[Begin Extracted information]
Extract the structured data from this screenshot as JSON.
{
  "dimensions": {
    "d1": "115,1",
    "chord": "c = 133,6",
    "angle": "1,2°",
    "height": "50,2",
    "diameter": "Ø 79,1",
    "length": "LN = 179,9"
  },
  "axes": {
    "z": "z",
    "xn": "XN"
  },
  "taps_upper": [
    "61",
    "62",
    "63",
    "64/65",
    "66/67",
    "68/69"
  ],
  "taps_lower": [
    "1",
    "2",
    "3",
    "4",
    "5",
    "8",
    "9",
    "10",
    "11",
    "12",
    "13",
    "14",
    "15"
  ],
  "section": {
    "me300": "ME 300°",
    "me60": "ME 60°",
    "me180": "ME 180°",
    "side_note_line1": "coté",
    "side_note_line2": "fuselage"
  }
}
[End Extracted information]
Task details> Transcribe the full listing above without leaving anything out.

Response to the exercise>
Extract the structured data from this screenshot as JSON.
{
  "dimensions": {
    "d1": "115,1",
    "chord": "c = 133,6",
    "angle": "1,2°",
    "height": "50,2",
    "diameter": "Ø 79,1",
    "length": "LN = 179,9"
  },
  "axes": {
    "z": "z",
    "xn": "XN"
  },
  "taps_upper": [
    "61",
    "62",
    "63",
    "64/65",
    "66/67",
    "68/69"
  ],
  "taps_lower": [
    "1",
    "2",
    "3",
    "4",
    "5",
    "8",
    "9",
    "10",
    "11",
    "12",
    "13",
    "14",
    "15"
  ],
  "section": {
    "me300": "ME 300°",
    "me60": "ME 60°",
    "me180": "ME 180°",
    "side_note_line1": "coté",
    "side_note_line2": "fuselage"
  }
}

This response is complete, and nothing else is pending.